* **REQUIRED WORK**
Copy out all the lines in the records that include the word "LME铝".

* **SUPPLIED MATERIAL**
▼

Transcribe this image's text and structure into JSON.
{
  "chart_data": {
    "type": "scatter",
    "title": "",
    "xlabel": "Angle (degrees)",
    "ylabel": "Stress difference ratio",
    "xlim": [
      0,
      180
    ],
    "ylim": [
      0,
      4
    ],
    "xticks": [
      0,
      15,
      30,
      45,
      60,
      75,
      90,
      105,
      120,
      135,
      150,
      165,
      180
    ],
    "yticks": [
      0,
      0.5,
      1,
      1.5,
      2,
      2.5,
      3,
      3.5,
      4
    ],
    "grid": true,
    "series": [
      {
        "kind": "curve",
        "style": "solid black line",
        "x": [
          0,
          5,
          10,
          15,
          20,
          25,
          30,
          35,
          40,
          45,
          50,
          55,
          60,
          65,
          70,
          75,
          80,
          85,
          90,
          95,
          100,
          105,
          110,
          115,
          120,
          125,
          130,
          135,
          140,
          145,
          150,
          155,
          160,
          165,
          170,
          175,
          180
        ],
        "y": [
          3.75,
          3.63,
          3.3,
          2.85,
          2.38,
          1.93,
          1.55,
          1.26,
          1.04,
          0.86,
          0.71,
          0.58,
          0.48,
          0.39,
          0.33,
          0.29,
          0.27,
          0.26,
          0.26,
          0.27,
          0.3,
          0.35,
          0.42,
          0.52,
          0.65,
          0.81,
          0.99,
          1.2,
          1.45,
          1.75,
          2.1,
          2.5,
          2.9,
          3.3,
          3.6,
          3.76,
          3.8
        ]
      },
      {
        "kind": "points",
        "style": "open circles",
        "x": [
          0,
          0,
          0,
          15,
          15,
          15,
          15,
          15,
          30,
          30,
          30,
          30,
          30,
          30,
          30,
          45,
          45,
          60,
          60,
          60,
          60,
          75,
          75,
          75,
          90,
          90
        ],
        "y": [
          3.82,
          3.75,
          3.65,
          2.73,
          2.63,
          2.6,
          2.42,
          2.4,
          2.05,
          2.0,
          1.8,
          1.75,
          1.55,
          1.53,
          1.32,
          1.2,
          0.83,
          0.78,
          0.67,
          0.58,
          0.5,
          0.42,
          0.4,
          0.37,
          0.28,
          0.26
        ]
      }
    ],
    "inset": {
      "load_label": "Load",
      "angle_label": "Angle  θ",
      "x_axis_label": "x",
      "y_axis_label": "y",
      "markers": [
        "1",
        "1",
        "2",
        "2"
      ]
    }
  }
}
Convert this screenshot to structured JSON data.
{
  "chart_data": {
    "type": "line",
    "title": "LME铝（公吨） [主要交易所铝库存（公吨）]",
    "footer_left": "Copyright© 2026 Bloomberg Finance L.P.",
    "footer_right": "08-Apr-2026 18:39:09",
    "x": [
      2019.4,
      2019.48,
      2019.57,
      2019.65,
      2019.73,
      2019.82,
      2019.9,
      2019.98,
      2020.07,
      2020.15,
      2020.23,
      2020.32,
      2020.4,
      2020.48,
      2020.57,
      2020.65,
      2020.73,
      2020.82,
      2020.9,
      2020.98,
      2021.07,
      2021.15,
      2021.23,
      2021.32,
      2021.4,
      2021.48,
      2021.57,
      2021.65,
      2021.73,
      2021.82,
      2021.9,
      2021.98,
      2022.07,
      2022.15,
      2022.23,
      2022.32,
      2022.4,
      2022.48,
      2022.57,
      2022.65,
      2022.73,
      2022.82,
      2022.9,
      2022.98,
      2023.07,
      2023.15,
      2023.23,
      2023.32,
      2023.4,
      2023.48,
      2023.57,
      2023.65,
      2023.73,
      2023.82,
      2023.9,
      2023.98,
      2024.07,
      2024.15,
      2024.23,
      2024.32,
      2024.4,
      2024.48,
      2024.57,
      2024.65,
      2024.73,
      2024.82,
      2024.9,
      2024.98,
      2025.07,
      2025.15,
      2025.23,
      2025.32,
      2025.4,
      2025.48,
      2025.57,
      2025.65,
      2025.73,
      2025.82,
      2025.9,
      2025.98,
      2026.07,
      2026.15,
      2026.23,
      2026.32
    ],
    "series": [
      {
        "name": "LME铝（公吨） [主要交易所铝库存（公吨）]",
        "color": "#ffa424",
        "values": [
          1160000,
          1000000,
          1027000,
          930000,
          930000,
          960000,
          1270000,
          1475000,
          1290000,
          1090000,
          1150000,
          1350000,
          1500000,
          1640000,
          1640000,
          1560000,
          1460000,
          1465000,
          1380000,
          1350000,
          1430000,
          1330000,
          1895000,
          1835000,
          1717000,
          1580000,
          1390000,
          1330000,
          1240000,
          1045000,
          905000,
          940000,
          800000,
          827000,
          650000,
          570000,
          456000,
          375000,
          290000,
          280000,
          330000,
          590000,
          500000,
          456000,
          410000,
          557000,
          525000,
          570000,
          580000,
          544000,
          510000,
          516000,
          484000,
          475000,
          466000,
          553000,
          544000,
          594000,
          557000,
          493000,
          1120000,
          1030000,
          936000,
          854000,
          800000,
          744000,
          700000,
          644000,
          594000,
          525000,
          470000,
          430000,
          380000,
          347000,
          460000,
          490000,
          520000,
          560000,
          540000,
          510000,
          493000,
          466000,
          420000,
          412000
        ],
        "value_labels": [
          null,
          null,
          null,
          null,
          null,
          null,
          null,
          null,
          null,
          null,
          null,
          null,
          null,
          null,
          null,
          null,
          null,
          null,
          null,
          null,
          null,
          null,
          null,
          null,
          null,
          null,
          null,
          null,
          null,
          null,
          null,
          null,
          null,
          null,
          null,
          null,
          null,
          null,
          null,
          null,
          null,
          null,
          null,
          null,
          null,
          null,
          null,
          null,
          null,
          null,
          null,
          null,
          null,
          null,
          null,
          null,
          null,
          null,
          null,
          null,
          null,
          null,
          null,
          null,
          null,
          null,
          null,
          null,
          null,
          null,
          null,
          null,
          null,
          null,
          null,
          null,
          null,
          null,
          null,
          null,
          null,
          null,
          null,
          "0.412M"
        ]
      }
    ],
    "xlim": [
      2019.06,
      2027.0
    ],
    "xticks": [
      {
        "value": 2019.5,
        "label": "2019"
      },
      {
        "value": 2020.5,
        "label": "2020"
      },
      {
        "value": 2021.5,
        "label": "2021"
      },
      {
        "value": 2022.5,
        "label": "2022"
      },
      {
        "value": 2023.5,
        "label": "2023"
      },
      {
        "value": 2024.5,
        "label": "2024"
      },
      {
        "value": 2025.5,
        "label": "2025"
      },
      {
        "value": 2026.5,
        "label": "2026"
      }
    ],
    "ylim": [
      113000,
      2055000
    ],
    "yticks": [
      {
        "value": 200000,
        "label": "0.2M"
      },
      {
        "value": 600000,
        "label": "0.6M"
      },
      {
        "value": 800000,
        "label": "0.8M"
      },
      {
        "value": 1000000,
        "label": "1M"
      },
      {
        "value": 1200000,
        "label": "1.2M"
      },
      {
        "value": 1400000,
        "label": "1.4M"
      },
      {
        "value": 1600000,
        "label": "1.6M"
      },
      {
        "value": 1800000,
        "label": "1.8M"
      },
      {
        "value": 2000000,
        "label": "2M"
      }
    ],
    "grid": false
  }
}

▲
▼

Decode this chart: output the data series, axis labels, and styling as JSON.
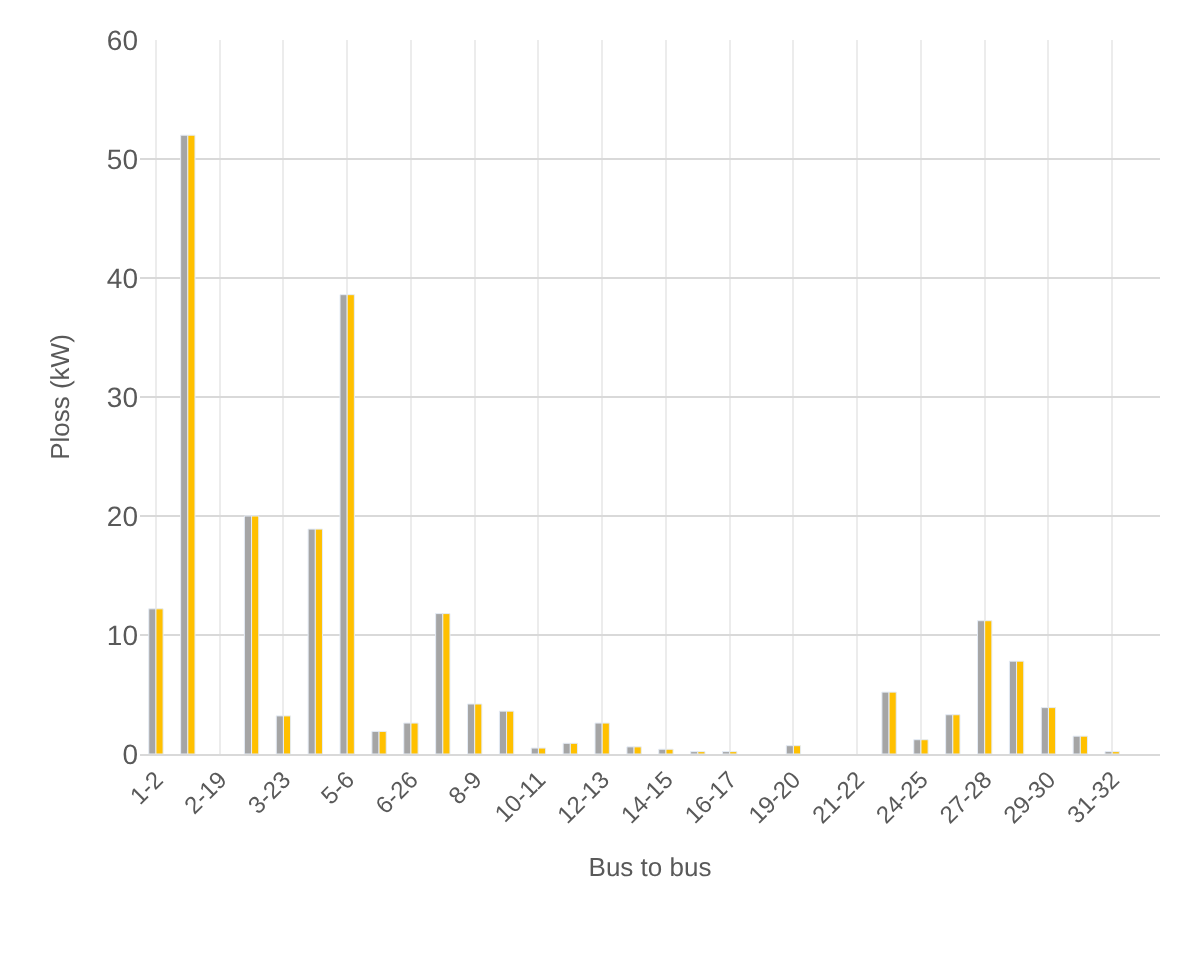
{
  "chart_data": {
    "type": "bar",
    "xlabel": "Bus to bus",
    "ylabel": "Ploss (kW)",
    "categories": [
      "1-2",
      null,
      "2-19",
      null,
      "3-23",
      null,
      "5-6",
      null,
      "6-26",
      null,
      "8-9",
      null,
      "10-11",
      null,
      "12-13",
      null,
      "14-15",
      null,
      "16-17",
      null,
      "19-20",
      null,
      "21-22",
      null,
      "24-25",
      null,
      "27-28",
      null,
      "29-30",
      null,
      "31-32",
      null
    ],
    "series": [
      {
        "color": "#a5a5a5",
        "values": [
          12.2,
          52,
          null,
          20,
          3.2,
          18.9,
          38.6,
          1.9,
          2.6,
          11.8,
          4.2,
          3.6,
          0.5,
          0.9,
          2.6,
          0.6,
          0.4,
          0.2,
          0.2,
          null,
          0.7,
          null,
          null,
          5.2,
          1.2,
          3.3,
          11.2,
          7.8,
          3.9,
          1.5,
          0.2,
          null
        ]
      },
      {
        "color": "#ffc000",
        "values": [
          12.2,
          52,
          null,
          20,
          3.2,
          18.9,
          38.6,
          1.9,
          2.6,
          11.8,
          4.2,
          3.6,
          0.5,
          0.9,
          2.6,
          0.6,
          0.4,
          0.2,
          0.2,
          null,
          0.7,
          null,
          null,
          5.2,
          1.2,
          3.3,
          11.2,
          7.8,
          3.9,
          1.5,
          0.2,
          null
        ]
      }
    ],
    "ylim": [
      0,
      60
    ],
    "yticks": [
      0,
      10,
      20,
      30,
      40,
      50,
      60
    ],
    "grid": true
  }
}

▲

* **EXPECTED ANSWER**
    "title": "LME铝（公吨） [主要交易所铝库存（公吨）]",
        "name": "LME铝（公吨） [主要交易所铝库存（公吨）]",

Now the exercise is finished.